Saved entries
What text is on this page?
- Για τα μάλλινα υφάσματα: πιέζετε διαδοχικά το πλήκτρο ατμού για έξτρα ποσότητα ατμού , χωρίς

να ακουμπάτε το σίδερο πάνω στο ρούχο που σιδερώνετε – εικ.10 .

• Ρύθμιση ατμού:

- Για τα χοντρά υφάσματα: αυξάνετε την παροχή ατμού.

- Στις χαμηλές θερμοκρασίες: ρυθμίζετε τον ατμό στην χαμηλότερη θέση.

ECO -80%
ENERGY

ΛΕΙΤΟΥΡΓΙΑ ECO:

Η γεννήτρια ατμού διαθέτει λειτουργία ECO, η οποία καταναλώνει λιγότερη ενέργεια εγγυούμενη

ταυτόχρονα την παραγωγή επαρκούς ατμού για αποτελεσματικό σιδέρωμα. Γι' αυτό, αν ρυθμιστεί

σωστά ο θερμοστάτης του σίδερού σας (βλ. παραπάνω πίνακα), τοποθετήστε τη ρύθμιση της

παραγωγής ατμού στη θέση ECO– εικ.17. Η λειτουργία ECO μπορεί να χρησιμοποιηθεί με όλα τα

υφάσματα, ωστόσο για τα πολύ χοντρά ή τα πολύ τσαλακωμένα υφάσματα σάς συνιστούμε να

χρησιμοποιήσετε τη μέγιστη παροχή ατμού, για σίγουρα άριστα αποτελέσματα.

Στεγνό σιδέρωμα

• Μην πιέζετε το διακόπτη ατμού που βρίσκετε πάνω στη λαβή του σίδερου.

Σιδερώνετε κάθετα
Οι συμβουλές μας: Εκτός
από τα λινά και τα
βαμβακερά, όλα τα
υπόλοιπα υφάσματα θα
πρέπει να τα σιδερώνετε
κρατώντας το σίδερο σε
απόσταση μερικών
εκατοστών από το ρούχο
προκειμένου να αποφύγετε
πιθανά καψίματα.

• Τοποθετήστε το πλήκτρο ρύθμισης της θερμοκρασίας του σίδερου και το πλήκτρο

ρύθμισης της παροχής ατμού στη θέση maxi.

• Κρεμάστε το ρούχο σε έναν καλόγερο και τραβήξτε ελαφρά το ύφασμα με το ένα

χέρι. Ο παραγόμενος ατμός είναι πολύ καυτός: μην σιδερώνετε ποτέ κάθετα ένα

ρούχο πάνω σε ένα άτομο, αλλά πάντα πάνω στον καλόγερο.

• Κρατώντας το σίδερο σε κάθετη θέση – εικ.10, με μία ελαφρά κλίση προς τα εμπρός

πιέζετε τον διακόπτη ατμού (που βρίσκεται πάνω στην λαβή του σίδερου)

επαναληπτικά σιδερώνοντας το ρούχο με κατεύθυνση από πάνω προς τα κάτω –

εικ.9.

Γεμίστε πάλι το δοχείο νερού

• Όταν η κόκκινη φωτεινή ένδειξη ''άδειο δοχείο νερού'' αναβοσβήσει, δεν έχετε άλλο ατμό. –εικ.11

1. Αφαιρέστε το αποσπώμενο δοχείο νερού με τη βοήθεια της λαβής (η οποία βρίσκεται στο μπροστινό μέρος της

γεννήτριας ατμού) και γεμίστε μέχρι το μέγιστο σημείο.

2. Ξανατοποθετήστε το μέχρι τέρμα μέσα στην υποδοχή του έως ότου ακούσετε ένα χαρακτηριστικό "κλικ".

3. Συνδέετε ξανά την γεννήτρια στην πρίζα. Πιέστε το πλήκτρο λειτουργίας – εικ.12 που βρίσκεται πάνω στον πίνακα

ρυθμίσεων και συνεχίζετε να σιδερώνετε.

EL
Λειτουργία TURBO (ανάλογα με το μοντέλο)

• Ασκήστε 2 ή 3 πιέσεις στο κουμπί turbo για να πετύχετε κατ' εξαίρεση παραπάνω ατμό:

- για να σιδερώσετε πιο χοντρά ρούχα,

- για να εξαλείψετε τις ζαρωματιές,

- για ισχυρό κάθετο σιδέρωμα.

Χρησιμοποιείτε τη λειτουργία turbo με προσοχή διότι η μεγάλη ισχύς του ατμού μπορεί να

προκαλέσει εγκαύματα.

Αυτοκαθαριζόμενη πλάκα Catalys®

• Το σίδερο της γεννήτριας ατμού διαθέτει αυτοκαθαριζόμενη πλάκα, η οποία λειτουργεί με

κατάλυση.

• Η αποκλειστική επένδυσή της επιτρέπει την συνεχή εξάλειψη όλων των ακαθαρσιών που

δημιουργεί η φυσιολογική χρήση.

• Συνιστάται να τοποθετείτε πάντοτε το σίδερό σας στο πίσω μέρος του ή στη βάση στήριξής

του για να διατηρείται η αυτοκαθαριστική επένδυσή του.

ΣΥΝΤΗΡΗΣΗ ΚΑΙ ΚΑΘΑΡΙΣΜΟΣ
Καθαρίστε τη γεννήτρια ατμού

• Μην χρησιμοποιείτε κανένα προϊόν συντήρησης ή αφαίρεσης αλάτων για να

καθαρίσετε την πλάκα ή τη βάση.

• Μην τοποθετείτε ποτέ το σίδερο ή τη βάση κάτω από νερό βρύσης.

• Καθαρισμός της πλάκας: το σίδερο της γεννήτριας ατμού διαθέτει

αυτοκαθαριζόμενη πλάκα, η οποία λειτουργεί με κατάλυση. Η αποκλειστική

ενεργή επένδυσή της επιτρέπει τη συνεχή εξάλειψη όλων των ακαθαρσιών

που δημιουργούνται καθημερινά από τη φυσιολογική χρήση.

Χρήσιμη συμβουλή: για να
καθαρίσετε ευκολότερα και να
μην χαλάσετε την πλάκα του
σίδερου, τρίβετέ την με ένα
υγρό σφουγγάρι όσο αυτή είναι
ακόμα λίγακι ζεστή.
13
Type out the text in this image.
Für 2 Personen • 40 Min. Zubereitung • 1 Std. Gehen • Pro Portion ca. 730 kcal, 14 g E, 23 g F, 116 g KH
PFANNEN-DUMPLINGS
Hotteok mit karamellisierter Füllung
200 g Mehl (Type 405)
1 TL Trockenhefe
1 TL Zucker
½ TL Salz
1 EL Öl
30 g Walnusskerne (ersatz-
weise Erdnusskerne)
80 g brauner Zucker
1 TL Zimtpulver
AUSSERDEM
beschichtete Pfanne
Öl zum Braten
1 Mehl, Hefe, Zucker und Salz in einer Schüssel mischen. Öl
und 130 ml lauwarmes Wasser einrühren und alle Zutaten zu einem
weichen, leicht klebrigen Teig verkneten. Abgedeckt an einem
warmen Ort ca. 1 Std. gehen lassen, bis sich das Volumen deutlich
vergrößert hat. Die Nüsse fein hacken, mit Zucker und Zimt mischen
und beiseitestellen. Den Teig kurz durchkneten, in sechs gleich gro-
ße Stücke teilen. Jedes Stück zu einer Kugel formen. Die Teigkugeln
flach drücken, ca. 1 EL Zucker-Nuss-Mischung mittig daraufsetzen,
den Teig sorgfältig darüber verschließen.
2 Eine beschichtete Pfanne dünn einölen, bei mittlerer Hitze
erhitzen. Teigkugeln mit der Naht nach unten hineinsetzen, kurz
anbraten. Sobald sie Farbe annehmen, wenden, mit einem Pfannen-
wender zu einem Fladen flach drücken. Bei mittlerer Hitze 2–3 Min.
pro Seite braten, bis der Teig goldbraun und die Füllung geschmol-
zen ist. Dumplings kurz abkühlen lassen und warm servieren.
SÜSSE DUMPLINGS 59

What you should do
Repeat all entries. Match them exactly.

Reply to the exercise
What text is on this page?
- Για τα μάλλινα υφάσματα: πιέζετε διαδοχικά το πλήκτρο ατμού για έξτρα ποσότητα ατμού , χωρίς

να ακουμπάτε το σίδερο πάνω στο ρούχο που σιδερώνετε – εικ.10 .

• Ρύθμιση ατμού:

- Για τα χοντρά υφάσματα: αυξάνετε την παροχή ατμού.

- Στις χαμηλές θερμοκρασίες: ρυθμίζετε τον ατμό στην χαμηλότερη θέση.

ECO -80%
ENERGY

ΛΕΙΤΟΥΡΓΙΑ ECO:

Η γεννήτρια ατμού διαθέτει λειτουργία ECO, η οποία καταναλώνει λιγότερη ενέργεια εγγυούμενη

ταυτόχρονα την παραγωγή επαρκούς ατμού για αποτελεσματικό σιδέρωμα. Γι' αυτό, αν ρυθμιστεί

σωστά ο θερμοστάτης του σίδερού σας (βλ. παραπάνω πίνακα), τοποθετήστε τη ρύθμιση της

παραγωγής ατμού στη θέση ECO– εικ.17. Η λειτουργία ECO μπορεί να χρησιμοποιηθεί με όλα τα

υφάσματα, ωστόσο για τα πολύ χοντρά ή τα πολύ τσαλακωμένα υφάσματα σάς συνιστούμε να

χρησιμοποιήσετε τη μέγιστη παροχή ατμού, για σίγουρα άριστα αποτελέσματα.

Στεγνό σιδέρωμα

• Μην πιέζετε το διακόπτη ατμού που βρίσκετε πάνω στη λαβή του σίδερου.

Σιδερώνετε κάθετα
Οι συμβουλές μας: Εκτός
από τα λινά και τα
βαμβακερά, όλα τα
υπόλοιπα υφάσματα θα
πρέπει να τα σιδερώνετε
κρατώντας το σίδερο σε
απόσταση μερικών
εκατοστών από το ρούχο
προκειμένου να αποφύγετε
πιθανά καψίματα.

• Τοποθετήστε το πλήκτρο ρύθμισης της θερμοκρασίας του σίδερου και το πλήκτρο

ρύθμισης της παροχής ατμού στη θέση maxi.

• Κρεμάστε το ρούχο σε έναν καλόγερο και τραβήξτε ελαφρά το ύφασμα με το ένα

χέρι. Ο παραγόμενος ατμός είναι πολύ καυτός: μην σιδερώνετε ποτέ κάθετα ένα

ρούχο πάνω σε ένα άτομο, αλλά πάντα πάνω στον καλόγερο.

• Κρατώντας το σίδερο σε κάθετη θέση – εικ.10, με μία ελαφρά κλίση προς τα εμπρός

πιέζετε τον διακόπτη ατμού (που βρίσκεται πάνω στην λαβή του σίδερου)

επαναληπτικά σιδερώνοντας το ρούχο με κατεύθυνση από πάνω προς τα κάτω –

εικ.9.

Γεμίστε πάλι το δοχείο νερού

• Όταν η κόκκινη φωτεινή ένδειξη ''άδειο δοχείο νερού'' αναβοσβήσει, δεν έχετε άλλο ατμό. –εικ.11

1. Αφαιρέστε το αποσπώμενο δοχείο νερού με τη βοήθεια της λαβής (η οποία βρίσκεται στο μπροστινό μέρος της

γεννήτριας ατμού) και γεμίστε μέχρι το μέγιστο σημείο.

2. Ξανατοποθετήστε το μέχρι τέρμα μέσα στην υποδοχή του έως ότου ακούσετε ένα χαρακτηριστικό "κλικ".

3. Συνδέετε ξανά την γεννήτρια στην πρίζα. Πιέστε το πλήκτρο λειτουργίας – εικ.12 που βρίσκεται πάνω στον πίνακα

ρυθμίσεων και συνεχίζετε να σιδερώνετε.

EL
Λειτουργία TURBO (ανάλογα με το μοντέλο)

• Ασκήστε 2 ή 3 πιέσεις στο κουμπί turbo για να πετύχετε κατ' εξαίρεση παραπάνω ατμό:

- για να σιδερώσετε πιο χοντρά ρούχα,

- για να εξαλείψετε τις ζαρωματιές,

- για ισχυρό κάθετο σιδέρωμα.

Χρησιμοποιείτε τη λειτουργία turbo με προσοχή διότι η μεγάλη ισχύς του ατμού μπορεί να

προκαλέσει εγκαύματα.

Αυτοκαθαριζόμενη πλάκα Catalys®

• Το σίδερο της γεννήτριας ατμού διαθέτει αυτοκαθαριζόμενη πλάκα, η οποία λειτουργεί με

κατάλυση.

• Η αποκλειστική επένδυσή της επιτρέπει την συνεχή εξάλειψη όλων των ακαθαρσιών που

δημιουργεί η φυσιολογική χρήση.

• Συνιστάται να τοποθετείτε πάντοτε το σίδερό σας στο πίσω μέρος του ή στη βάση στήριξής

του για να διατηρείται η αυτοκαθαριστική επένδυσή του.

ΣΥΝΤΗΡΗΣΗ ΚΑΙ ΚΑΘΑΡΙΣΜΟΣ
Καθαρίστε τη γεννήτρια ατμού

• Μην χρησιμοποιείτε κανένα προϊόν συντήρησης ή αφαίρεσης αλάτων για να

καθαρίσετε την πλάκα ή τη βάση.

• Μην τοποθετείτε ποτέ το σίδερο ή τη βάση κάτω από νερό βρύσης.

• Καθαρισμός της πλάκας: το σίδερο της γεννήτριας ατμού διαθέτει

αυτοκαθαριζόμενη πλάκα, η οποία λειτουργεί με κατάλυση. Η αποκλειστική

ενεργή επένδυσή της επιτρέπει τη συνεχή εξάλειψη όλων των ακαθαρσιών

που δημιουργούνται καθημερινά από τη φυσιολογική χρήση.

Χρήσιμη συμβουλή: για να
καθαρίσετε ευκολότερα και να
μην χαλάσετε την πλάκα του
σίδερου, τρίβετέ την με ένα
υγρό σφουγγάρι όσο αυτή είναι
ακόμα λίγακι ζεστή.
13
Type out the text in this image.
Für 2 Personen • 40 Min. Zubereitung • 1 Std. Gehen • Pro Portion ca. 730 kcal, 14 g E, 23 g F, 116 g KH
PFANNEN-DUMPLINGS
Hotteok mit karamellisierter Füllung
200 g Mehl (Type 405)
1 TL Trockenhefe
1 TL Zucker
½ TL Salz
1 EL Öl
30 g Walnusskerne (ersatz-
weise Erdnusskerne)
80 g brauner Zucker
1 TL Zimtpulver
AUSSERDEM
beschichtete Pfanne
Öl zum Braten
1 Mehl, Hefe, Zucker und Salz in einer Schüssel mischen. Öl
und 130 ml lauwarmes Wasser einrühren und alle Zutaten zu einem
weichen, leicht klebrigen Teig verkneten. Abgedeckt an einem
warmen Ort ca. 1 Std. gehen lassen, bis sich das Volumen deutlich
vergrößert hat. Die Nüsse fein hacken, mit Zucker und Zimt mischen
und beiseitestellen. Den Teig kurz durchkneten, in sechs gleich gro-
ße Stücke teilen. Jedes Stück zu einer Kugel formen. Die Teigkugeln
flach drücken, ca. 1 EL Zucker-Nuss-Mischung mittig daraufsetzen,
den Teig sorgfältig darüber verschließen.
2 Eine beschichtete Pfanne dünn einölen, bei mittlerer Hitze
erhitzen. Teigkugeln mit der Naht nach unten hineinsetzen, kurz
anbraten. Sobald sie Farbe annehmen, wenden, mit einem Pfannen-
wender zu einem Fladen flach drücken. Bei mittlerer Hitze 2–3 Min.
pro Seite braten, bis der Teig goldbraun und die Füllung geschmol-
zen ist. Dumplings kurz abkühlen lassen und warm servieren.
SÜSSE DUMPLINGS 59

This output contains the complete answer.